• [TASK DIRECTIONS]: In the material, replace every "volume-bar" with "volume-column" and write the lines out again with everything else unchanged.

%%

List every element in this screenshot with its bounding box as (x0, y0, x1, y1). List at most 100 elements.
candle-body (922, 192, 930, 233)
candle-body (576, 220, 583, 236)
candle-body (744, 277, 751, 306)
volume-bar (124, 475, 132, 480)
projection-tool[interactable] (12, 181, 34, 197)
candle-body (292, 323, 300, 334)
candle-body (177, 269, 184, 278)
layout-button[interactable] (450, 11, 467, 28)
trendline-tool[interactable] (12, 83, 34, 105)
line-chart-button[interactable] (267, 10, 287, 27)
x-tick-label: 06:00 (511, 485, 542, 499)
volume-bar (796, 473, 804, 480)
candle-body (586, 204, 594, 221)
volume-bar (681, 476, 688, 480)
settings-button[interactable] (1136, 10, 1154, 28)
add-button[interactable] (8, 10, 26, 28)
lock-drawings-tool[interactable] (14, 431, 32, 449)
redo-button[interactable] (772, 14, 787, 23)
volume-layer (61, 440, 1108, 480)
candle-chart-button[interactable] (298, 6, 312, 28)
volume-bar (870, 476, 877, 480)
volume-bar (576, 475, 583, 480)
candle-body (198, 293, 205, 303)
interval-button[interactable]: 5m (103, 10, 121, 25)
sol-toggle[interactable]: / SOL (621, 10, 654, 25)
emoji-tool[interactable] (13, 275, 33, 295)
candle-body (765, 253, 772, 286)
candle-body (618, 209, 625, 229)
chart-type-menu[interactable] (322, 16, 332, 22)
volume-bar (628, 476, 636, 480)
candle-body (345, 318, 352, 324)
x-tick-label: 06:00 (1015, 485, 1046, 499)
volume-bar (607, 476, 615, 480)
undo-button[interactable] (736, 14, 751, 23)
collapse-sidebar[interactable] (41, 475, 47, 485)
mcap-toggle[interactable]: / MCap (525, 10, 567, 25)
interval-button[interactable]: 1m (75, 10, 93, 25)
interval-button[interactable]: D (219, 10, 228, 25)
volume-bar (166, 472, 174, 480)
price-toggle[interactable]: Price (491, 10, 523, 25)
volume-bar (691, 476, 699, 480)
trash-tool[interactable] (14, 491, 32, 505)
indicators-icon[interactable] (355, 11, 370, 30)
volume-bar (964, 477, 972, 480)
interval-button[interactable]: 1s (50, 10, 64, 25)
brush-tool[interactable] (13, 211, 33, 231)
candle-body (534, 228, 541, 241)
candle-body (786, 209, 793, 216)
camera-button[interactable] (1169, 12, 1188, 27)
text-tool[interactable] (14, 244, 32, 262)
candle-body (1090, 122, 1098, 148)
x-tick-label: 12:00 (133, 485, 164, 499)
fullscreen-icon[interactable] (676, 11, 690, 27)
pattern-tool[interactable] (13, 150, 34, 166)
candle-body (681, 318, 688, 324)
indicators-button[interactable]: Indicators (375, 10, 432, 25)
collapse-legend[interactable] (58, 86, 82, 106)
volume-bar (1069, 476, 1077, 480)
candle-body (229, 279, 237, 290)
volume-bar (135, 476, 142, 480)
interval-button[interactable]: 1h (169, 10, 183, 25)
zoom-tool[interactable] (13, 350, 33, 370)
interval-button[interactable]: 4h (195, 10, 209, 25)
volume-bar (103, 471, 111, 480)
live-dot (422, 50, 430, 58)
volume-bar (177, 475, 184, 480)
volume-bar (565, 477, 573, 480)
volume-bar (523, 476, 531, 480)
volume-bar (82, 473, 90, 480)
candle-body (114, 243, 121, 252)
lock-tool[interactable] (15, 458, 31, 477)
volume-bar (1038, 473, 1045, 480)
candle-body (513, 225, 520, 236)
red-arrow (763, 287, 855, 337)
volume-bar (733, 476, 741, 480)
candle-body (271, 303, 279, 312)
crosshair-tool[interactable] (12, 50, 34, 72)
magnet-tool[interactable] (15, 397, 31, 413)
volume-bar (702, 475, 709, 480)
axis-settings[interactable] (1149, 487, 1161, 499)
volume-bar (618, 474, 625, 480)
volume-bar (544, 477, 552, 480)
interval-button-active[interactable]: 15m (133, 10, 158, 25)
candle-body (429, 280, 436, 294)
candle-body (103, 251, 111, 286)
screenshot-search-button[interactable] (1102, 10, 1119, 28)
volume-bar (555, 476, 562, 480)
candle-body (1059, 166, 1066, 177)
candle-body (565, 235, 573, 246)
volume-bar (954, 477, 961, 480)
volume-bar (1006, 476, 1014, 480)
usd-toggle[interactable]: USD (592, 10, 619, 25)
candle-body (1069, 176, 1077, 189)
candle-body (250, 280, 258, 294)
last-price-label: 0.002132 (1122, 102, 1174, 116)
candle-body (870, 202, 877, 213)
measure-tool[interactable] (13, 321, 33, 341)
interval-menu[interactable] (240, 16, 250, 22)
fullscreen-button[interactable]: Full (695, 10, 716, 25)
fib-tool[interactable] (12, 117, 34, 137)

%%

• [RESPONSE TO THE EXERCISE]:
List every element in this screenshot with its bounding box as (x0, y0, x1, y1). List at most 100 elements.
candle-body (922, 192, 930, 233)
candle-body (576, 220, 583, 236)
candle-body (744, 277, 751, 306)
volume-column (124, 475, 132, 480)
projection-tool[interactable] (12, 181, 34, 197)
candle-body (292, 323, 300, 334)
candle-body (177, 269, 184, 278)
layout-button[interactable] (450, 11, 467, 28)
trendline-tool[interactable] (12, 83, 34, 105)
line-chart-button[interactable] (267, 10, 287, 27)
x-tick-label: 06:00 (511, 485, 542, 499)
volume-column (796, 473, 804, 480)
candle-body (586, 204, 594, 221)
volume-column (681, 476, 688, 480)
settings-button[interactable] (1136, 10, 1154, 28)
add-button[interactable] (8, 10, 26, 28)
lock-drawings-tool[interactable] (14, 431, 32, 449)
redo-button[interactable] (772, 14, 787, 23)
volume-layer (61, 440, 1108, 480)
candle-chart-button[interactable] (298, 6, 312, 28)
volume-column (870, 476, 877, 480)
volume-column (576, 475, 583, 480)
candle-body (198, 293, 205, 303)
interval-button[interactable]: 5m (103, 10, 121, 25)
sol-toggle[interactable]: / SOL (621, 10, 654, 25)
emoji-tool[interactable] (13, 275, 33, 295)
candle-body (765, 253, 772, 286)
candle-body (618, 209, 625, 229)
chart-type-menu[interactable] (322, 16, 332, 22)
volume-column (628, 476, 636, 480)
candle-body (345, 318, 352, 324)
x-tick-label: 06:00 (1015, 485, 1046, 499)
volume-column (607, 476, 615, 480)
undo-button[interactable] (736, 14, 751, 23)
collapse-sidebar[interactable] (41, 475, 47, 485)
mcap-toggle[interactable]: / MCap (525, 10, 567, 25)
interval-button[interactable]: 1m (75, 10, 93, 25)
interval-button[interactable]: D (219, 10, 228, 25)
volume-column (166, 472, 174, 480)
price-toggle[interactable]: Price (491, 10, 523, 25)
volume-column (691, 476, 699, 480)
trash-tool[interactable] (14, 491, 32, 505)
indicators-icon[interactable] (355, 11, 370, 30)
volume-column (964, 477, 972, 480)
interval-button[interactable]: 1s (50, 10, 64, 25)
brush-tool[interactable] (13, 211, 33, 231)
candle-body (534, 228, 541, 241)
candle-body (786, 209, 793, 216)
camera-button[interactable] (1169, 12, 1188, 27)
text-tool[interactable] (14, 244, 32, 262)
candle-body (1090, 122, 1098, 148)
x-tick-label: 12:00 (133, 485, 164, 499)
fullscreen-icon[interactable] (676, 11, 690, 27)
pattern-tool[interactable] (13, 150, 34, 166)
candle-body (681, 318, 688, 324)
indicators-button[interactable]: Indicators (375, 10, 432, 25)
collapse-legend[interactable] (58, 86, 82, 106)
volume-column (1069, 476, 1077, 480)
candle-body (229, 279, 237, 290)
volume-column (135, 476, 142, 480)
interval-button[interactable]: 1h (169, 10, 183, 25)
zoom-tool[interactable] (13, 350, 33, 370)
interval-button[interactable]: 4h (195, 10, 209, 25)
volume-column (103, 471, 111, 480)
live-dot (422, 50, 430, 58)
volume-column (177, 475, 184, 480)
volume-column (565, 477, 573, 480)
volume-column (523, 476, 531, 480)
volume-column (82, 473, 90, 480)
candle-body (114, 243, 121, 252)
lock-tool[interactable] (15, 458, 31, 477)
volume-column (1038, 473, 1045, 480)
candle-body (513, 225, 520, 236)
red-arrow (763, 287, 855, 337)
volume-column (733, 476, 741, 480)
candle-body (271, 303, 279, 312)
crosshair-tool[interactable] (12, 50, 34, 72)
magnet-tool[interactable] (15, 397, 31, 413)
volume-column (702, 475, 709, 480)
axis-settings[interactable] (1149, 487, 1161, 499)
volume-column (618, 474, 625, 480)
volume-column (544, 477, 552, 480)
interval-button-active[interactable]: 15m (133, 10, 158, 25)
candle-body (429, 280, 436, 294)
candle-body (103, 251, 111, 286)
screenshot-search-button[interactable] (1102, 10, 1119, 28)
volume-column (555, 476, 562, 480)
candle-body (1059, 166, 1066, 177)
candle-body (565, 235, 573, 246)
volume-column (954, 477, 961, 480)
volume-column (1006, 476, 1014, 480)
usd-toggle[interactable]: USD (592, 10, 619, 25)
candle-body (1069, 176, 1077, 189)
candle-body (250, 280, 258, 294)
last-price-label: 0.002132 (1122, 102, 1174, 116)
candle-body (870, 202, 877, 213)
measure-tool[interactable] (13, 321, 33, 341)
interval-menu[interactable] (240, 16, 250, 22)
fullscreen-button[interactable]: Full (695, 10, 716, 25)
fib-tool[interactable] (12, 117, 34, 137)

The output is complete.